— BEGIN —

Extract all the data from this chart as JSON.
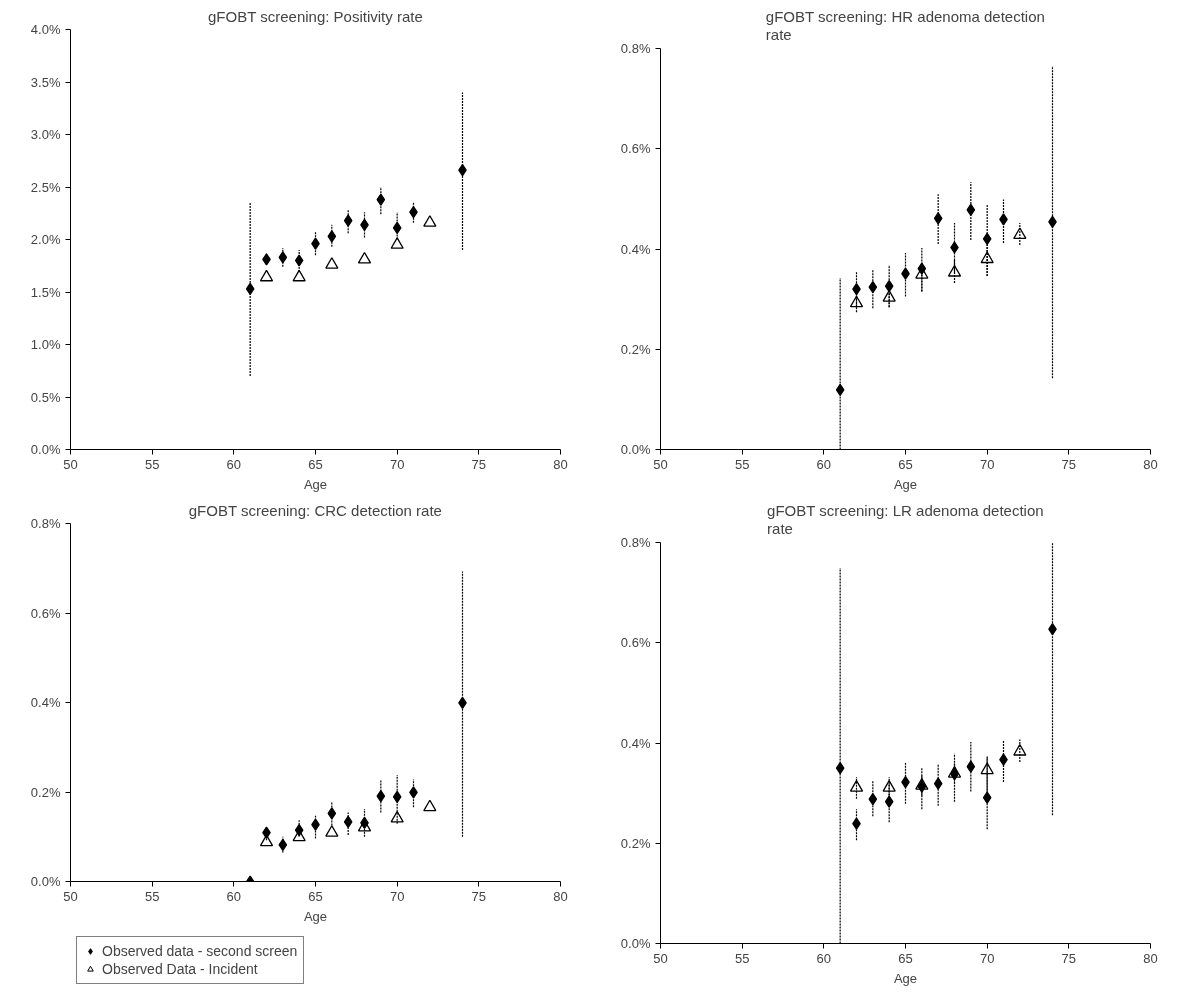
{
  "chart_data": [
    {
      "type": "scatter",
      "title": "gFOBT screening: Positivity rate",
      "xlabel": "Age",
      "xlim": [
        50,
        80
      ],
      "xticks": [
        50,
        55,
        60,
        65,
        70,
        75,
        80
      ],
      "ylim": [
        0,
        4.0
      ],
      "yticks": [
        {
          "value": 0,
          "label": "0.0%"
        },
        {
          "value": 0.5,
          "label": "0.5%"
        },
        {
          "value": 1.0,
          "label": "1.0%"
        },
        {
          "value": 1.5,
          "label": "1.5%"
        },
        {
          "value": 2.0,
          "label": "2.0%"
        },
        {
          "value": 2.5,
          "label": "2.5%"
        },
        {
          "value": 3.0,
          "label": "3.0%"
        },
        {
          "value": 3.5,
          "label": "3.5%"
        },
        {
          "value": 4.0,
          "label": "4.0%"
        }
      ],
      "grid": false,
      "legend": false,
      "series": [
        {
          "color": "#000000",
          "marker": "diamond",
          "x": [
            61,
            62,
            63,
            64,
            65,
            66,
            67,
            68,
            69,
            70,
            71,
            74
          ],
          "values": [
            1.53,
            1.81,
            1.83,
            1.8,
            1.96,
            2.03,
            2.18,
            2.14,
            2.38,
            2.11,
            2.26,
            2.66
          ],
          "errors": [
            [
              0.7,
              2.35
            ],
            [
              1.76,
              1.87
            ],
            [
              1.74,
              1.92
            ],
            [
              1.69,
              1.9
            ],
            [
              1.85,
              2.07
            ],
            [
              1.93,
              2.14
            ],
            [
              2.06,
              2.28
            ],
            [
              2.02,
              2.26
            ],
            [
              2.24,
              2.5
            ],
            [
              2.0,
              2.26
            ],
            [
              2.16,
              2.35
            ],
            [
              1.9,
              3.4
            ]
          ]
        },
        {
          "color": "#000000",
          "marker": "triangle",
          "x": [
            62,
            64,
            66,
            68,
            70,
            72
          ],
          "values": [
            1.64,
            1.64,
            1.76,
            1.81,
            1.95,
            2.16
          ]
        }
      ]
    },
    {
      "type": "scatter",
      "title": "gFOBT screening: HR adenoma detection rate",
      "xlabel": "Age",
      "xlim": [
        50,
        80
      ],
      "xticks": [
        50,
        55,
        60,
        65,
        70,
        75,
        80
      ],
      "ylim": [
        0,
        0.8
      ],
      "yticks": [
        {
          "value": 0,
          "label": "0.0%"
        },
        {
          "value": 0.2,
          "label": "0.2%"
        },
        {
          "value": 0.4,
          "label": "0.4%"
        },
        {
          "value": 0.6,
          "label": "0.6%"
        },
        {
          "value": 0.8,
          "label": "0.8%"
        }
      ],
      "grid": false,
      "legend": false,
      "series": [
        {
          "color": "#000000",
          "marker": "diamond",
          "x": [
            61,
            62,
            63,
            64,
            65,
            66,
            67,
            68,
            69,
            70,
            71,
            74
          ],
          "values": [
            0.119,
            0.32,
            0.324,
            0.326,
            0.351,
            0.361,
            0.461,
            0.403,
            0.478,
            0.42,
            0.459,
            0.454
          ],
          "errors": [
            [
              0.0,
              0.342
            ],
            [
              0.284,
              0.354
            ],
            [
              0.282,
              0.358
            ],
            [
              0.284,
              0.368
            ],
            [
              0.305,
              0.392
            ],
            [
              0.315,
              0.402
            ],
            [
              0.41,
              0.509
            ],
            [
              0.353,
              0.452
            ],
            [
              0.418,
              0.533
            ],
            [
              0.346,
              0.488
            ],
            [
              0.412,
              0.499
            ],
            [
              0.142,
              0.765
            ]
          ]
        },
        {
          "color": "#000000",
          "marker": "triangle",
          "x": [
            62,
            64,
            66,
            68,
            70,
            72
          ],
          "values": [
            0.292,
            0.303,
            0.349,
            0.353,
            0.38,
            0.428
          ],
          "errors": [
            [
              0.274,
              0.315
            ],
            [
              0.284,
              0.322
            ],
            [
              0.315,
              0.366
            ],
            [
              0.332,
              0.38
            ],
            [
              0.346,
              0.408
            ],
            [
              0.408,
              0.452
            ]
          ]
        }
      ]
    },
    {
      "type": "scatter",
      "title": "gFOBT screening: CRC detection rate",
      "xlabel": "Age",
      "xlim": [
        50,
        80
      ],
      "xticks": [
        50,
        55,
        60,
        65,
        70,
        75,
        80
      ],
      "ylim": [
        0,
        0.8
      ],
      "yticks": [
        {
          "value": 0,
          "label": "0.0%"
        },
        {
          "value": 0.2,
          "label": "0.2%"
        },
        {
          "value": 0.4,
          "label": "0.4%"
        },
        {
          "value": 0.6,
          "label": "0.6%"
        },
        {
          "value": 0.8,
          "label": "0.8%"
        }
      ],
      "grid": false,
      "legend": "bottom",
      "series": [
        {
          "name": "Observed data - second screen",
          "color": "#000000",
          "marker": "diamond",
          "x": [
            61,
            62,
            63,
            64,
            65,
            66,
            67,
            68,
            69,
            70,
            71,
            74
          ],
          "values": [
            0.0,
            0.109,
            0.082,
            0.115,
            0.127,
            0.152,
            0.133,
            0.131,
            0.191,
            0.189,
            0.199,
            0.399
          ],
          "errors": [
            null,
            [
              0.092,
              0.121
            ],
            [
              0.065,
              0.1
            ],
            [
              0.1,
              0.137
            ],
            [
              0.096,
              0.147
            ],
            [
              0.125,
              0.178
            ],
            [
              0.104,
              0.154
            ],
            [
              0.1,
              0.162
            ],
            [
              0.154,
              0.228
            ],
            [
              0.129,
              0.238
            ],
            [
              0.166,
              0.228
            ],
            [
              0.1,
              0.693
            ]
          ]
        },
        {
          "name": "Observed Data - Incident",
          "color": "#000000",
          "marker": "triangle",
          "x": [
            62,
            64,
            66,
            68,
            70,
            72
          ],
          "values": [
            0.088,
            0.099,
            0.109,
            0.121,
            0.141,
            0.166
          ]
        }
      ]
    },
    {
      "type": "scatter",
      "title": "gFOBT screening: LR adenoma detection rate",
      "xlabel": "Age",
      "xlim": [
        50,
        80
      ],
      "xticks": [
        50,
        55,
        60,
        65,
        70,
        75,
        80
      ],
      "ylim": [
        0,
        0.8
      ],
      "yticks": [
        {
          "value": 0,
          "label": "0.0%"
        },
        {
          "value": 0.2,
          "label": "0.2%"
        },
        {
          "value": 0.4,
          "label": "0.4%"
        },
        {
          "value": 0.6,
          "label": "0.6%"
        },
        {
          "value": 0.8,
          "label": "0.8%"
        }
      ],
      "grid": false,
      "legend": false,
      "series": [
        {
          "color": "#000000",
          "marker": "diamond",
          "x": [
            61,
            62,
            63,
            64,
            65,
            66,
            67,
            68,
            69,
            70,
            71,
            74
          ],
          "values": [
            0.35,
            0.239,
            0.288,
            0.283,
            0.322,
            0.313,
            0.319,
            0.338,
            0.353,
            0.291,
            0.367,
            0.627
          ],
          "errors": [
            [
              0.0,
              0.749
            ],
            [
              0.206,
              0.268
            ],
            [
              0.254,
              0.324
            ],
            [
              0.242,
              0.32
            ],
            [
              0.279,
              0.36
            ],
            [
              0.268,
              0.351
            ],
            [
              0.275,
              0.358
            ],
            [
              0.283,
              0.379
            ],
            [
              0.303,
              0.402
            ],
            [
              0.228,
              0.372
            ],
            [
              0.322,
              0.406
            ],
            [
              0.256,
              0.8
            ]
          ]
        },
        {
          "color": "#000000",
          "marker": "triangle",
          "x": [
            62,
            64,
            66,
            68,
            70,
            72
          ],
          "values": [
            0.311,
            0.311,
            0.315,
            0.339,
            0.346,
            0.383
          ],
          "errors": [
            [
              0.289,
              0.332
            ],
            [
              0.289,
              0.332
            ],
            [
              0.295,
              0.335
            ],
            [
              0.319,
              0.359
            ],
            [
              0.303,
              0.374
            ],
            [
              0.362,
              0.407
            ]
          ]
        }
      ]
    }
  ]
}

— END —

■ REQUEST
Pull out and copy each line containing the string "adenoma".

■ TASK RESULT
      "title": "gFOBT screening: HR adenoma detection rate",
      "title": "gFOBT screening: LR adenoma detection rate",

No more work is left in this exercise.